_Problem requirements_
In the listing below, identify each line with the word "text" and return those lines.

■ ■ ■ ■ ■ ■ ■

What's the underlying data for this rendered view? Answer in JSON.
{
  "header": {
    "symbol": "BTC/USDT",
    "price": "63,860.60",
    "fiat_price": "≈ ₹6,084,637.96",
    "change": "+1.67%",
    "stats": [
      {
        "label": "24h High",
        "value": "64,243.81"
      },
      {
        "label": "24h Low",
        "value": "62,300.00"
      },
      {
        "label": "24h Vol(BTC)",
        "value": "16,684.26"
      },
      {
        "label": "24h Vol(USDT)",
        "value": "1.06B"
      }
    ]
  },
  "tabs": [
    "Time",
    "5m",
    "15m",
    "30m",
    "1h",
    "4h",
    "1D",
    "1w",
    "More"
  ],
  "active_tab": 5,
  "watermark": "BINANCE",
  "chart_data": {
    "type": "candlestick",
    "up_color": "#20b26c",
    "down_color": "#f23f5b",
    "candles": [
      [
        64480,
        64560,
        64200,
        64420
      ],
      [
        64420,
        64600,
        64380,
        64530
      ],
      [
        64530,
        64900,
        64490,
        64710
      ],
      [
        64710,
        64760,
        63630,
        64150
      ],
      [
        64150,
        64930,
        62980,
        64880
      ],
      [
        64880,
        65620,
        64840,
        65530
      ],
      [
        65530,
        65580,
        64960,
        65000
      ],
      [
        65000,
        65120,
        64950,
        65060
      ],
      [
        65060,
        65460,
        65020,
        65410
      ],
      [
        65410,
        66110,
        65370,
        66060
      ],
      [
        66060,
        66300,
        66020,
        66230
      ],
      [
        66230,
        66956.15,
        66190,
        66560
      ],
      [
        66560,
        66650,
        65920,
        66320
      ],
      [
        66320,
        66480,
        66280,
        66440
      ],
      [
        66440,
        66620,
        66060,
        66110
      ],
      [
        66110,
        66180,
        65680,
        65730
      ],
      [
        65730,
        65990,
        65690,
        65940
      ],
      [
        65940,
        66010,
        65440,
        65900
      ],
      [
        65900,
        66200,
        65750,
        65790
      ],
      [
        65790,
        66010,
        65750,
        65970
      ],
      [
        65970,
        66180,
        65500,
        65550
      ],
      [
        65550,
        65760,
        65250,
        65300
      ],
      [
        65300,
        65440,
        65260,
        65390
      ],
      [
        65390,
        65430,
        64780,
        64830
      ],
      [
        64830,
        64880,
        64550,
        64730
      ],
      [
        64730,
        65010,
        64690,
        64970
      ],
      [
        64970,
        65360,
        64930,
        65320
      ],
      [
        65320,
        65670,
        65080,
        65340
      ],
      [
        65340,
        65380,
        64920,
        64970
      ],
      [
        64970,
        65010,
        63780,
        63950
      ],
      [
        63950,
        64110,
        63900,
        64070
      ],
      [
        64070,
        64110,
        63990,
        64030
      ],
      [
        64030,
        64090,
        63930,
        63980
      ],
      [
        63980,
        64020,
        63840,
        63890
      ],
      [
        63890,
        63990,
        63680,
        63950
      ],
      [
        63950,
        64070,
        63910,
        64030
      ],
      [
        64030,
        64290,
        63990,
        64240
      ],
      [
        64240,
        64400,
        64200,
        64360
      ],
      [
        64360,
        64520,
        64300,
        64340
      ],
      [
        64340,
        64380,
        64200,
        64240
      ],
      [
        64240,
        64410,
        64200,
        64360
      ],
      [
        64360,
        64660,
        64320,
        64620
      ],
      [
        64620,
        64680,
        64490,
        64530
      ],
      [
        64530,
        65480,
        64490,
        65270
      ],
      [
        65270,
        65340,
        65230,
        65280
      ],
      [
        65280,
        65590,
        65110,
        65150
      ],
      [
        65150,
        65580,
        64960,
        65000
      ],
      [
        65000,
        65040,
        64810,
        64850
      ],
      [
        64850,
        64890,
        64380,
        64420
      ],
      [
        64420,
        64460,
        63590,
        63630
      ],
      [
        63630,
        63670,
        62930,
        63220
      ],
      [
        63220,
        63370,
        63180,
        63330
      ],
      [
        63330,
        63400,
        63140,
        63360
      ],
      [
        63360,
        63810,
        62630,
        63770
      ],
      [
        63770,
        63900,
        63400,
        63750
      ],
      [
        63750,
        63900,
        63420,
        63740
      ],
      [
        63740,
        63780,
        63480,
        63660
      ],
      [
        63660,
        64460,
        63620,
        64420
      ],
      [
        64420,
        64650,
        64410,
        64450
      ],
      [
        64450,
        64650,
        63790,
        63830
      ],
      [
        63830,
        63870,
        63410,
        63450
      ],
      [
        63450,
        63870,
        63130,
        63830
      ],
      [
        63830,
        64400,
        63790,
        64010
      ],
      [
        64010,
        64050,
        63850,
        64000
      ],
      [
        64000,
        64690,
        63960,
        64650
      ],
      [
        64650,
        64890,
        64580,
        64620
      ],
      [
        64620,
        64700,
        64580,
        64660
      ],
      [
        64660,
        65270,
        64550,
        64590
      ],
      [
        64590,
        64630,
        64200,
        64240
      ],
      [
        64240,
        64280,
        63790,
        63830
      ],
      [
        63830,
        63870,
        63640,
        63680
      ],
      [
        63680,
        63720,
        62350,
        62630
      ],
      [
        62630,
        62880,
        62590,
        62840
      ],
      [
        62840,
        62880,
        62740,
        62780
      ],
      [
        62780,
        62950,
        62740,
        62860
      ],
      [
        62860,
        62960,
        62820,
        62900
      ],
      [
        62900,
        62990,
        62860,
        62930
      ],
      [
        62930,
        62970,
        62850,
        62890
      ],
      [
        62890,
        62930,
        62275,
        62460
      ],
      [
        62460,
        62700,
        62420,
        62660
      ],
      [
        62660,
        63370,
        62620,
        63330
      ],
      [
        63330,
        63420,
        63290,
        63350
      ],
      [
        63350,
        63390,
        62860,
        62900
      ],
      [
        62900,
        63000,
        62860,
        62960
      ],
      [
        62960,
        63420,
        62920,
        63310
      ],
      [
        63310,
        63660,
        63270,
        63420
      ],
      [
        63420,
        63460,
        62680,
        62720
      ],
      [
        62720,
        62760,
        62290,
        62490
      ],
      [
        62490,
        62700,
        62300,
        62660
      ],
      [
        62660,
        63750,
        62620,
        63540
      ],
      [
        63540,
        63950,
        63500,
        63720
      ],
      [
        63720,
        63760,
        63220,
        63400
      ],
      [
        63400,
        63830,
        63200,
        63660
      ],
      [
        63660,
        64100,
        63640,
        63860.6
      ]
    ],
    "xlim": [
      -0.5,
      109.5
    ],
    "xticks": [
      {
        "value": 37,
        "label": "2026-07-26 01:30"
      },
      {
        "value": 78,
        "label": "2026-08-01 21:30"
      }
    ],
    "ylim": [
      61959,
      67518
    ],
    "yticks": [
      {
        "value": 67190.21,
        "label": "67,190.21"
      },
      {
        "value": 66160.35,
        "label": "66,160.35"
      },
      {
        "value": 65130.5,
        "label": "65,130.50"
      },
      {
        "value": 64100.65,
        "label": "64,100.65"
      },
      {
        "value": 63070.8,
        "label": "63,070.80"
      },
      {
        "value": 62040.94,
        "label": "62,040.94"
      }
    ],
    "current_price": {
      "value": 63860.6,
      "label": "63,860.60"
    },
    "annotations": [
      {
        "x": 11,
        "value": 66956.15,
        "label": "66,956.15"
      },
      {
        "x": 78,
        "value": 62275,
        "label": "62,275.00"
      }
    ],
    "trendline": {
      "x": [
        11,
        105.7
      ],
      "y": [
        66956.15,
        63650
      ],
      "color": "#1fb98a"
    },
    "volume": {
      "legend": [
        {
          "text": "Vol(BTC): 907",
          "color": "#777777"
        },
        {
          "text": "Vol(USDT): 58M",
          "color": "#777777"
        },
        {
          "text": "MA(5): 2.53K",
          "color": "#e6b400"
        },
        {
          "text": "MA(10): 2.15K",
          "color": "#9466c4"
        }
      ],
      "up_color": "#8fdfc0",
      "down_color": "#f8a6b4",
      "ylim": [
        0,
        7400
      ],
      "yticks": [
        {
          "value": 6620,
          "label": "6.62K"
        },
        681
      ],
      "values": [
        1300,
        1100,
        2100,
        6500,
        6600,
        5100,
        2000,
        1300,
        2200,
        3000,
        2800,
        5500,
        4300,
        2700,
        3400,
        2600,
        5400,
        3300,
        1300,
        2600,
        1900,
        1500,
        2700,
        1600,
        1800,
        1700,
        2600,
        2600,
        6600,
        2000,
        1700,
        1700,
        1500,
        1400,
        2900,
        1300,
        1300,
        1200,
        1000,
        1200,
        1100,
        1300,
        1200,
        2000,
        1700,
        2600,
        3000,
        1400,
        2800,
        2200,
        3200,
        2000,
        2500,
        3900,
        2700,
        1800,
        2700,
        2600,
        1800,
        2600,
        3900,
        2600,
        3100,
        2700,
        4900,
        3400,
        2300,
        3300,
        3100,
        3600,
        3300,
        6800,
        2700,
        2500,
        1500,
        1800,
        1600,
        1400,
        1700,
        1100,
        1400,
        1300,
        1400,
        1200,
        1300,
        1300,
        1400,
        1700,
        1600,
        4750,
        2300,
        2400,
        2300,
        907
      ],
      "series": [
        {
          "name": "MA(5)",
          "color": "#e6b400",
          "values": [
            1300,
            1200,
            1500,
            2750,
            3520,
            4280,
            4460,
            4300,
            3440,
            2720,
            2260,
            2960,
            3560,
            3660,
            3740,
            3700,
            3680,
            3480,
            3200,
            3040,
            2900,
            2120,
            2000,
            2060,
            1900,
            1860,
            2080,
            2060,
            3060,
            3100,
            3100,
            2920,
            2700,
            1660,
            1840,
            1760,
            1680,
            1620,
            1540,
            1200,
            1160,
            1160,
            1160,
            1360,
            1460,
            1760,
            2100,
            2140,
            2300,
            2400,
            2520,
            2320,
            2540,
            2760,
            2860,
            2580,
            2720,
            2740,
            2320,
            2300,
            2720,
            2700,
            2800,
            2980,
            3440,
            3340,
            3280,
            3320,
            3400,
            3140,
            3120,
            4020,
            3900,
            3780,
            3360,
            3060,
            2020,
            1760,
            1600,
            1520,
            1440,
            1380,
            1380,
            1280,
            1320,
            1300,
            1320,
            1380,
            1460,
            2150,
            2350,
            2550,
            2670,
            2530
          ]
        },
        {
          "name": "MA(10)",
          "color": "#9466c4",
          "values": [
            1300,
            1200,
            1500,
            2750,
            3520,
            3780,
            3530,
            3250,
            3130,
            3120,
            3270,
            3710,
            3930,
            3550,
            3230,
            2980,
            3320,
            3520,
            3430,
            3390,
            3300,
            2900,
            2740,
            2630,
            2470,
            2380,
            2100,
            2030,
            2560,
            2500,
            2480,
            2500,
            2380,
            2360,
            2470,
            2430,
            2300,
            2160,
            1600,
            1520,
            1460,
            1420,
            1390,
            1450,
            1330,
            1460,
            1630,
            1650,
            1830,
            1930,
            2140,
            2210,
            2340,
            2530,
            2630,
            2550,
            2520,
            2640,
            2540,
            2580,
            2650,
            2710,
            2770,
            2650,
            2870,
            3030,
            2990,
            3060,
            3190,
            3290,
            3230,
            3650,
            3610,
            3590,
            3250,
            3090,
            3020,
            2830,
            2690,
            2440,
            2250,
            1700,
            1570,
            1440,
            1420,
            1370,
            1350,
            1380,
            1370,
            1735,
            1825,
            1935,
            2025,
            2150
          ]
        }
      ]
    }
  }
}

■ ■ ■ ■ ■ ■ ■

_Exercise solution_
          "text": "Vol(BTC): 907",
          "text": "Vol(USDT): 58M",
          "text": "MA(5): 2.53K",
          "text": "MA(10): 2.15K",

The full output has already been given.